- What to produce
Copy the items word for word, from the very first line through the line containing "96, 70, 118]", including both ends.

- Dataset
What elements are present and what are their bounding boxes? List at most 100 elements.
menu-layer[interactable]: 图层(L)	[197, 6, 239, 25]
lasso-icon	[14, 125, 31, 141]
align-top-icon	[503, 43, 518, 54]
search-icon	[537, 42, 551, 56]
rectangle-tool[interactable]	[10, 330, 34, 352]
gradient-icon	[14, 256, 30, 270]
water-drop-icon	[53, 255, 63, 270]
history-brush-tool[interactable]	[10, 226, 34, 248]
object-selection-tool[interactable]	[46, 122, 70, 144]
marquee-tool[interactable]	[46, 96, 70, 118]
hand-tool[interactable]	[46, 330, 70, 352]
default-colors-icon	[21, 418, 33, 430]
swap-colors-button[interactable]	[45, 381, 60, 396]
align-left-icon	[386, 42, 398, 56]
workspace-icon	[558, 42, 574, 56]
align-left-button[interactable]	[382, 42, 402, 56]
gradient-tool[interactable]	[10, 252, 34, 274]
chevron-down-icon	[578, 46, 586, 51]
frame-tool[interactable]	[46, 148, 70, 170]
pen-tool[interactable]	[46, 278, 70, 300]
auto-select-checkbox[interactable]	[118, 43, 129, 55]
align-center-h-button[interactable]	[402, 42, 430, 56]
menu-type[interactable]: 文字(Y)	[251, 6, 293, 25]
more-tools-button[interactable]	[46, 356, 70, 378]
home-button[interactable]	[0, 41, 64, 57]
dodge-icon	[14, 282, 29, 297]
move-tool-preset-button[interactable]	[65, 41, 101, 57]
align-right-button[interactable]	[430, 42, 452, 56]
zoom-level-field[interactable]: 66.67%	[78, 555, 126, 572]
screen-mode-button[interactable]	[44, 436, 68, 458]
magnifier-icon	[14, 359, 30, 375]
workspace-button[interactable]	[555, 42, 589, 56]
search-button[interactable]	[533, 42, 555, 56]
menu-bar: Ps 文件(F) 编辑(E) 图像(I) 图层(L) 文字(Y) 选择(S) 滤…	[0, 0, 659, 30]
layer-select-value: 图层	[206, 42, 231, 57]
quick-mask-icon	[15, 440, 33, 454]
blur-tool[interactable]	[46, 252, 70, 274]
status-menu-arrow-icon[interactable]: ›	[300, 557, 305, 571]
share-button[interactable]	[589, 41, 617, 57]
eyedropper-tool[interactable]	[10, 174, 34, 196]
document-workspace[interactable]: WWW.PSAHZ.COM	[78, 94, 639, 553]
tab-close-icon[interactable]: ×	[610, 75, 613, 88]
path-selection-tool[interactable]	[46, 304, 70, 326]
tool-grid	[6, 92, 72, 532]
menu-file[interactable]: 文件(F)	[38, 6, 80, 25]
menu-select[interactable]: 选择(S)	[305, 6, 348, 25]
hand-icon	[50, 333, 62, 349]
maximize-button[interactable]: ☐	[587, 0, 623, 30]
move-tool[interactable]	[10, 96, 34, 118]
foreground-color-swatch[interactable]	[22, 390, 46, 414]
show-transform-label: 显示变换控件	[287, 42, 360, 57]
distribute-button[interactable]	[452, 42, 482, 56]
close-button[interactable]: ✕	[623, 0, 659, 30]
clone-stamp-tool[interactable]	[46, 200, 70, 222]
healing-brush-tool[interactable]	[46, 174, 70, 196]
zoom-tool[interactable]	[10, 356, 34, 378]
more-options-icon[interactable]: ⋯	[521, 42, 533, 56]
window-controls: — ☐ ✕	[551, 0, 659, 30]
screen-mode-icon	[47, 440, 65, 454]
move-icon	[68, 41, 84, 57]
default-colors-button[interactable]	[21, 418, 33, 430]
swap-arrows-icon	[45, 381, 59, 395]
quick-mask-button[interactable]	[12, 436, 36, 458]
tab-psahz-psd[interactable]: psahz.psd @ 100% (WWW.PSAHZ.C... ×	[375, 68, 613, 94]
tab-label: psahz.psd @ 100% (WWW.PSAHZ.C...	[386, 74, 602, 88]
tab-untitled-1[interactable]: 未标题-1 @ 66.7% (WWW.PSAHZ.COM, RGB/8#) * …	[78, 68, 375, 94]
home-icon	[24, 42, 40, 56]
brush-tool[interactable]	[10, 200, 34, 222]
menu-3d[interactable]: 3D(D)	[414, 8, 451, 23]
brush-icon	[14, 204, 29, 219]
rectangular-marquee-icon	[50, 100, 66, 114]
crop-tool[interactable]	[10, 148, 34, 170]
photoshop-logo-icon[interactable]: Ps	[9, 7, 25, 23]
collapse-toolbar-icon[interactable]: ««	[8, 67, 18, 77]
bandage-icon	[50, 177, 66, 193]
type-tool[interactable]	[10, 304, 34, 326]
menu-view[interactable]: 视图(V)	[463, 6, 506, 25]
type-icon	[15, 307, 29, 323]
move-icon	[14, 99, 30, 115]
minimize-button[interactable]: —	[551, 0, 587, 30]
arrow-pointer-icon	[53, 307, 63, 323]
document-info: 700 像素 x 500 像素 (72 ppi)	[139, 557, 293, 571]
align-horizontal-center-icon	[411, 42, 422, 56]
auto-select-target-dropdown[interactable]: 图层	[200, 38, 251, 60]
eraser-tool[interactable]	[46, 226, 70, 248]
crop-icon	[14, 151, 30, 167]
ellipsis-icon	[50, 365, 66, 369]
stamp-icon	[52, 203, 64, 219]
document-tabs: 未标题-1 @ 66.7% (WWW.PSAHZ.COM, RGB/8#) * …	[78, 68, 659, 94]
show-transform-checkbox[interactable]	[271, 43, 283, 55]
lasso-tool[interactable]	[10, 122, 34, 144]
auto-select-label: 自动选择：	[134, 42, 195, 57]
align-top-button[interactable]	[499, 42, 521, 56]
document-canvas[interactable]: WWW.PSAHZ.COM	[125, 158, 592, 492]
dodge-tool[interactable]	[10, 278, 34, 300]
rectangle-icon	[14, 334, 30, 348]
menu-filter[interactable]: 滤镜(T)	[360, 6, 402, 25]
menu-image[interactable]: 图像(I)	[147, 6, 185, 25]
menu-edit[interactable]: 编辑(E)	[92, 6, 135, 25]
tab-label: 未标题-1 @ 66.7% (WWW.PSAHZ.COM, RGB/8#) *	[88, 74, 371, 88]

- Response
What elements are present and what are their bounding boxes? List at most 100 elements.
menu-layer[interactable]: 图层(L)	[197, 6, 239, 25]
lasso-icon	[14, 125, 31, 141]
align-top-icon	[503, 43, 518, 54]
search-icon	[537, 42, 551, 56]
rectangle-tool[interactable]	[10, 330, 34, 352]
gradient-icon	[14, 256, 30, 270]
water-drop-icon	[53, 255, 63, 270]
history-brush-tool[interactable]	[10, 226, 34, 248]
object-selection-tool[interactable]	[46, 122, 70, 144]
marquee-tool[interactable]	[46, 96, 70, 118]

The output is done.